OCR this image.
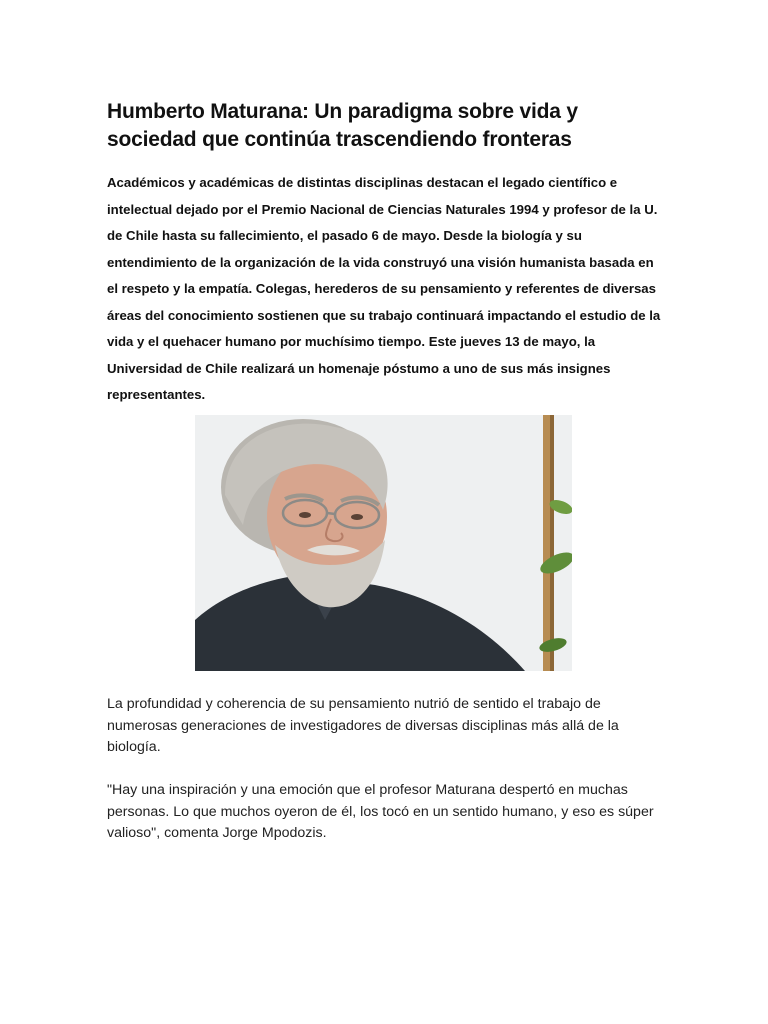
Humberto Maturana: Un paradigma sobre vida y sociedad que continúa trascendiendo fronteras

Académicos y académicas de distintas disciplinas destacan el legado científico e intelectual dejado por el Premio Nacional de Ciencias Naturales 1994 y profesor de la U. de Chile hasta su fallecimiento, el pasado 6 de mayo. Desde la biología y su entendimiento de la organización de la vida construyó una visión humanista basada en el respeto y la empatía. Colegas, herederos de su pensamiento y referentes de diversas áreas del conocimiento sostienen que su trabajo continuará impactando el estudio de la vida y el quehacer humano por muchísimo tiempo. Este jueves 13 de mayo, la Universidad de Chile realizará un homenaje póstumo a uno de sus más insignes representantes.

La profundidad y coherencia de su pensamiento nutrió de sentido el trabajo de numerosas generaciones de investigadores de diversas disciplinas más allá de la biología.

"Hay una inspiración y una emoción que el profesor Maturana despertó en muchas personas. Lo que muchos oyeron de él, los tocó en un sentido humano, y eso es súper valioso", comenta Jorge Mpodozis.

> [DIRECTIVE]: Pictures are to be left out; the records above must be repeated word for word.

> [OUTPUT FOR THIS TASK]:
OCR this image.
Humberto Maturana: Un paradigma sobre vida y sociedad que continúa trascendiendo fronteras

Académicos y académicas de distintas disciplinas destacan el legado científico e intelectual dejado por el Premio Nacional de Ciencias Naturales 1994 y profesor de la U. de Chile hasta su fallecimiento, el pasado 6 de mayo. Desde la biología y su entendimiento de la organización de la vida construyó una visión humanista basada en el respeto y la empatía. Colegas, herederos de su pensamiento y referentes de diversas áreas del conocimiento sostienen que su trabajo continuará impactando el estudio de la vida y el quehacer humano por muchísimo tiempo. Este jueves 13 de mayo, la Universidad de Chile realizará un homenaje póstumo a uno de sus más insignes representantes.

La profundidad y coherencia de su pensamiento nutrió de sentido el trabajo de numerosas generaciones de investigadores de diversas disciplinas más allá de la biología.

"Hay una inspiración y una emoción que el profesor Maturana despertó en muchas personas. Lo que muchos oyeron de él, los tocó en un sentido humano, y eso es súper valioso", comenta Jorge Mpodozis.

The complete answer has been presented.